Figure record listings
※ ※ ※
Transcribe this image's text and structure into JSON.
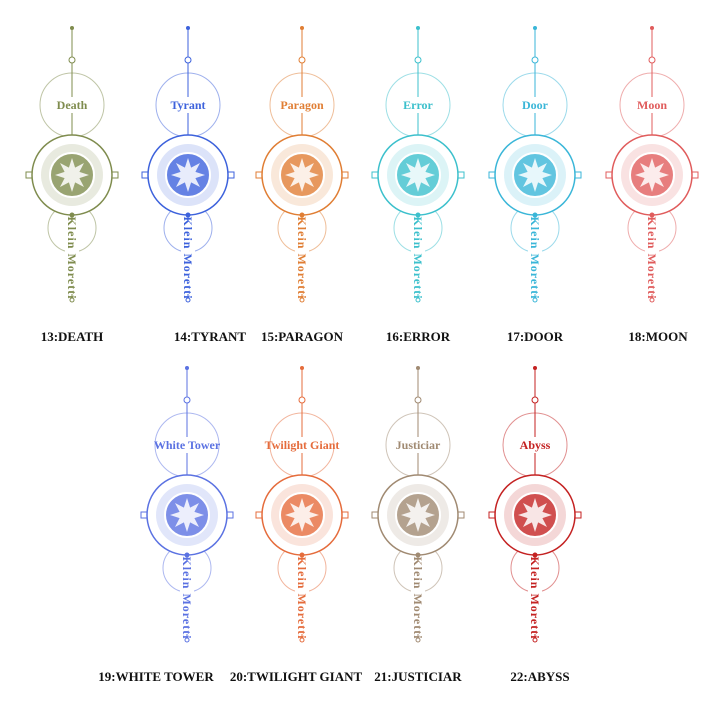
{
  "items": [
    {
      "title": "Death",
      "vertical": "Klein Moretti",
      "caption": "13:DEATH",
      "color": "#7f8c4e"
    },
    {
      "title": "Tyrant",
      "vertical": "Klein Moretti",
      "caption": "14:TYRANT",
      "color": "#3d62dc"
    },
    {
      "title": "Paragon",
      "vertical": "Klein Moretti",
      "caption": "15:PARAGON",
      "color": "#e07e34"
    },
    {
      "title": "Error",
      "vertical": "Klein Moretti",
      "caption": "16:ERROR",
      "color": "#3cc0cc"
    },
    {
      "title": "Door",
      "vertical": "Klein Moretti",
      "caption": "17:DOOR",
      "color": "#3ab6d8"
    },
    {
      "title": "Moon",
      "vertical": "Klein Moretti",
      "caption": "18:MOON",
      "color": "#e05c5c"
    },
    {
      "title": "White Tower",
      "vertical": "Klein Moretti",
      "caption": "19:WHITE TOWER",
      "color": "#5b72e2"
    },
    {
      "title": "Twilight Giant",
      "vertical": "Klein Moretti",
      "caption": "20:TWILIGHT GIANT",
      "color": "#e56c3c"
    },
    {
      "title": "Justiciar",
      "vertical": "Klein Moretti",
      "caption": "21:JUSTICIAR",
      "color": "#a08a72"
    },
    {
      "title": "Abyss",
      "vertical": "Klein Moretti",
      "caption": "22:ABYSS",
      "color": "#c42222"
    }
  ]
}
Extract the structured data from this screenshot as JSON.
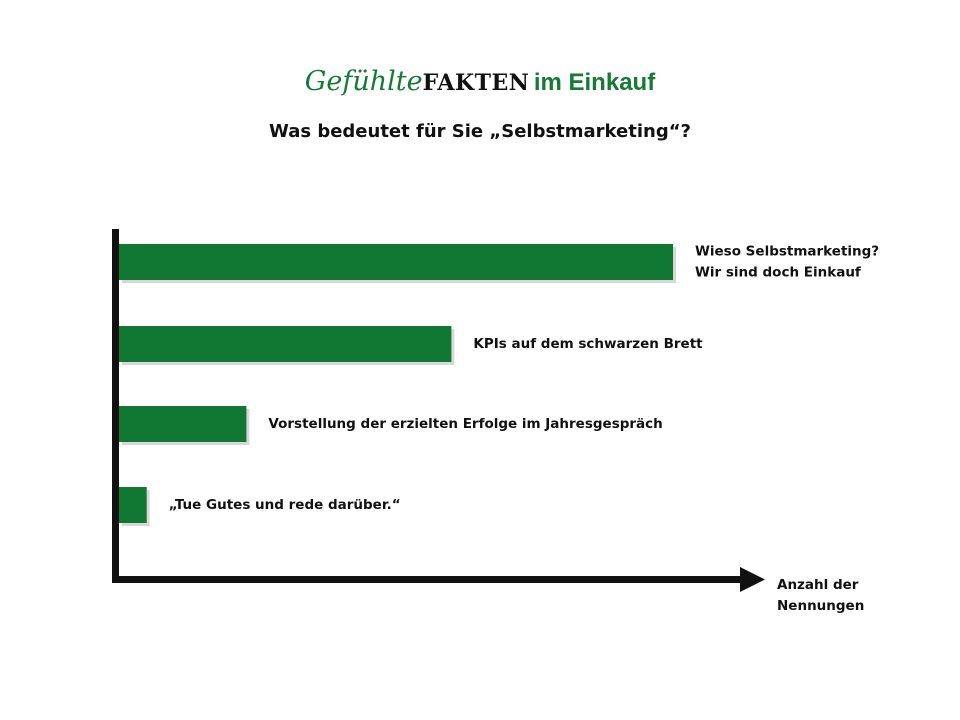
{
  "header": {
    "title_script": "Gefühlte",
    "title_bold": "FAKTEN",
    "title_plain": "im Einkauf",
    "subtitle": "Was bedeutet für Sie „Selbstmarketing“?"
  },
  "colors": {
    "bar": "#107833",
    "brand_green": "#157a33",
    "axis": "#111111"
  },
  "chart_data": {
    "type": "bar",
    "orientation": "horizontal",
    "title": "Was bedeutet für Sie „Selbstmarketing“?",
    "xlabel": "Anzahl der Nennungen",
    "ylabel": "",
    "grid": false,
    "legend": "none",
    "xlim": [
      0,
      100
    ],
    "categories": [
      [
        "Wieso Selbstmarketing?",
        "Wir sind doch Einkauf"
      ],
      [
        "KPIs auf dem schwarzen Brett"
      ],
      [
        "Vorstellung der erzielten Erfolge im Jahresgespräch"
      ],
      [
        "„Tue Gutes und rede darüber.“"
      ]
    ],
    "values": [
      100,
      60,
      23,
      5
    ]
  }
}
※ ※ ※
Print all of the entries word for word. Omit the pictures they contain.

Transcribe this image's text and structure into JSON.
{
  "items": [
    {
      "title": "Death",
      "vertical": "Klein Moretti",
      "caption": "13:DEATH",
      "color": "#7f8c4e"
    },
    {
      "title": "Tyrant",
      "vertical": "Klein Moretti",
      "caption": "14:TYRANT",
      "color": "#3d62dc"
    },
    {
      "title": "Paragon",
      "vertical": "Klein Moretti",
      "caption": "15:PARAGON",
      "color": "#e07e34"
    },
    {
      "title": "Error",
      "vertical": "Klein Moretti",
      "caption": "16:ERROR",
      "color": "#3cc0cc"
    },
    {
      "title": "Door",
      "vertical": "Klein Moretti",
      "caption": "17:DOOR",
      "color": "#3ab6d8"
    },
    {
      "title": "Moon",
      "vertical": "Klein Moretti",
      "caption": "18:MOON",
      "color": "#e05c5c"
    },
    {
      "title": "White Tower",
      "vertical": "Klein Moretti",
      "caption": "19:WHITE TOWER",
      "color": "#5b72e2"
    },
    {
      "title": "Twilight Giant",
      "vertical": "Klein Moretti",
      "caption": "20:TWILIGHT GIANT",
      "color": "#e56c3c"
    },
    {
      "title": "Justiciar",
      "vertical": "Klein Moretti",
      "caption": "21:JUSTICIAR",
      "color": "#a08a72"
    },
    {
      "title": "Abyss",
      "vertical": "Klein Moretti",
      "caption": "22:ABYSS",
      "color": "#c42222"
    }
  ]
}
Extract the structured data from this screenshot as JSON.
{
  "header": {
    "title_script": "Gefühlte",
    "title_bold": "FAKTEN",
    "title_plain": "im Einkauf",
    "subtitle": "Was bedeutet für Sie „Selbstmarketing“?"
  },
  "colors": {
    "bar": "#107833",
    "brand_green": "#157a33",
    "axis": "#111111"
  },
  "chart_data": {
    "type": "bar",
    "orientation": "horizontal",
    "title": "Was bedeutet für Sie „Selbstmarketing“?",
    "xlabel": "Anzahl der Nennungen",
    "ylabel": "",
    "grid": false,
    "legend": "none",
    "xlim": [
      0,
      100
    ],
    "categories": [
      [
        "Wieso Selbstmarketing?",
        "Wir sind doch Einkauf"
      ],
      [
        "KPIs auf dem schwarzen Brett"
      ],
      [
        "Vorstellung der erzielten Erfolge im Jahresgespräch"
      ],
      [
        "„Tue Gutes und rede darüber.“"
      ]
    ],
    "values": [
      100,
      60,
      23,
      5
    ]
  }
}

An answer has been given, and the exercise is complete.